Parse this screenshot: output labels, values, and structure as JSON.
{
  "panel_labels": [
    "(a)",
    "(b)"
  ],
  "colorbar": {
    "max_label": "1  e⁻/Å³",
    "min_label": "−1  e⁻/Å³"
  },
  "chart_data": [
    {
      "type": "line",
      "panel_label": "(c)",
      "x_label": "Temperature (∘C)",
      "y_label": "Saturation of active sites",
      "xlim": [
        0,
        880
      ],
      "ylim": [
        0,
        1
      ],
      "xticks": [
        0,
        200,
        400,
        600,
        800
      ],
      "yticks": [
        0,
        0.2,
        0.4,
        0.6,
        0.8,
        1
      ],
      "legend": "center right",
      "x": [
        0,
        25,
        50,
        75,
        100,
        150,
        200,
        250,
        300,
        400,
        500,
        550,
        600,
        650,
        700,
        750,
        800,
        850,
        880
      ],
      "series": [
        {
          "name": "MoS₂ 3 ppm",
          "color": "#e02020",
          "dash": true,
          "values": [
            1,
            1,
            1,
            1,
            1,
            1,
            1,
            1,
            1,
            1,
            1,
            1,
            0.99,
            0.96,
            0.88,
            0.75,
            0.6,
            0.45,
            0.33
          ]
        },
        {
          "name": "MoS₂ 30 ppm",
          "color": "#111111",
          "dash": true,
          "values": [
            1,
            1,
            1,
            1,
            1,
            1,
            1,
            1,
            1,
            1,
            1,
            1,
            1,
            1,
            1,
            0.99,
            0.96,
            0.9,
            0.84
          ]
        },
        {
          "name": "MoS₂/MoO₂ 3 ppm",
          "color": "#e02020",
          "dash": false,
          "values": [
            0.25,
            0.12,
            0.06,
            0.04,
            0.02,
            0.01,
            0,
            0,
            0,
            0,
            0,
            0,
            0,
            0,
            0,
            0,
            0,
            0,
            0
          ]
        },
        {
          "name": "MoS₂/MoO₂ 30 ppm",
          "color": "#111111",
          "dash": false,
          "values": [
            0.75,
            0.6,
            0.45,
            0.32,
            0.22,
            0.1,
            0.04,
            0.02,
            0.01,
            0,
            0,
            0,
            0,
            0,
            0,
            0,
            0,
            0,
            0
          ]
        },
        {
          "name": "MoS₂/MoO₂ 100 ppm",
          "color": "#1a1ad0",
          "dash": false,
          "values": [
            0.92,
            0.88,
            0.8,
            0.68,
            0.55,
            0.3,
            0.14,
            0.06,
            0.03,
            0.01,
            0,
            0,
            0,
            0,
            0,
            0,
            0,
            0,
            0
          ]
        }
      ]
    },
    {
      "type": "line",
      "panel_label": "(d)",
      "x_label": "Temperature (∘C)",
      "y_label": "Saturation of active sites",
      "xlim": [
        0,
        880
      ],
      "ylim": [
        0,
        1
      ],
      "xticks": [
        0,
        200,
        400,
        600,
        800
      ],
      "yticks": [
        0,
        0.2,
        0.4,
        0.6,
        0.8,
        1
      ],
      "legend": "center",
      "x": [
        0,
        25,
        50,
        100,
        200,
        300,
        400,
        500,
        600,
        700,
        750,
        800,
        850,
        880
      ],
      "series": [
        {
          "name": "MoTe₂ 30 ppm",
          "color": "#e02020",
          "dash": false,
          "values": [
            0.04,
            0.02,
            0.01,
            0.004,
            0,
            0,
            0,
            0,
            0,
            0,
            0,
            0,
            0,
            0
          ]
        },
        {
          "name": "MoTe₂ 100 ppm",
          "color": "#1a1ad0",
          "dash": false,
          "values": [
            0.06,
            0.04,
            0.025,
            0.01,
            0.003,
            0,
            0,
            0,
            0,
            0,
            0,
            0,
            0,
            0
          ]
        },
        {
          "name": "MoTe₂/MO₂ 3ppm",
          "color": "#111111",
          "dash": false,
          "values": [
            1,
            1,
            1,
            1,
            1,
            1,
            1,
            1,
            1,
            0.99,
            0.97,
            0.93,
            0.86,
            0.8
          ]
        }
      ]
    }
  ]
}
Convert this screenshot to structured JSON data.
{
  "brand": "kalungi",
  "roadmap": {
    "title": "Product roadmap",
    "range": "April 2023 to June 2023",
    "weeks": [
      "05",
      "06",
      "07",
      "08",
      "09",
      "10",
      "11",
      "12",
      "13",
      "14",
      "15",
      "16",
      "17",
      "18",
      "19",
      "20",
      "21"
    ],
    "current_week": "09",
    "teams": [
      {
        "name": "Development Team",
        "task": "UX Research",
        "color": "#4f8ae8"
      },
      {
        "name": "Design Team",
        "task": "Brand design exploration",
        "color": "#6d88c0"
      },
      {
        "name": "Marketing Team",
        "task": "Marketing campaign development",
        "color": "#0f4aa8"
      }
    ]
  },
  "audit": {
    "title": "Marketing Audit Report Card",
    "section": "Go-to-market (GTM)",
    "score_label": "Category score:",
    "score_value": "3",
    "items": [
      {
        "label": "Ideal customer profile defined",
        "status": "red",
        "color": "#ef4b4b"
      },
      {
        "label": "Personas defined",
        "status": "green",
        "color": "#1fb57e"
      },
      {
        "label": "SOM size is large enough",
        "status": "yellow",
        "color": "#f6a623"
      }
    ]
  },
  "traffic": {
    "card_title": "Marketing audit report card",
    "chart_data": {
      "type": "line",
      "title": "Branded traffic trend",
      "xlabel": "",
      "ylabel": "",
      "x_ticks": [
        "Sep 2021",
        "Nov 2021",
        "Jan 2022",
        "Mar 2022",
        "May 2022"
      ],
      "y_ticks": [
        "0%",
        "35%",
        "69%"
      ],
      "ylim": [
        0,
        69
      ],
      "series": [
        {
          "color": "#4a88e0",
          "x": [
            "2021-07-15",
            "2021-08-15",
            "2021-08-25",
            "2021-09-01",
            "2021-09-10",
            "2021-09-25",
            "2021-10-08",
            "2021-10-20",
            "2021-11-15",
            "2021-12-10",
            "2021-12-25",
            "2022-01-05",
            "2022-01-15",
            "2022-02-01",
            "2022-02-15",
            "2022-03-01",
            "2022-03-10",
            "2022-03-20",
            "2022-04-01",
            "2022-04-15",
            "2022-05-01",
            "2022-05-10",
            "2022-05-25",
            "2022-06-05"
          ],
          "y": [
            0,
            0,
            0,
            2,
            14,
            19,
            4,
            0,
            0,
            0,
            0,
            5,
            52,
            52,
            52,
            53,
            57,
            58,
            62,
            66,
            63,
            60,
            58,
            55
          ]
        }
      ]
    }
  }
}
::::::::::
* _Task goal_: Gather each line of the listing containing the word "name" and show it.

* _Reply_:
          "name": "MoS₂ 3 ppm",
          "name": "MoS₂ 30 ppm",
          "name": "MoS₂/MoO₂ 3 ppm",
          "name": "MoS₂/MoO₂ 30 ppm",
          "name": "MoS₂/MoO₂ 100 ppm",
          "name": "MoTe₂ 30 ppm",
          "name": "MoTe₂ 100 ppm",
          "name": "MoTe₂/MO₂ 3ppm",
        "name": "Development Team",
        "name": "Design Team",
        "name": "Marketing Team",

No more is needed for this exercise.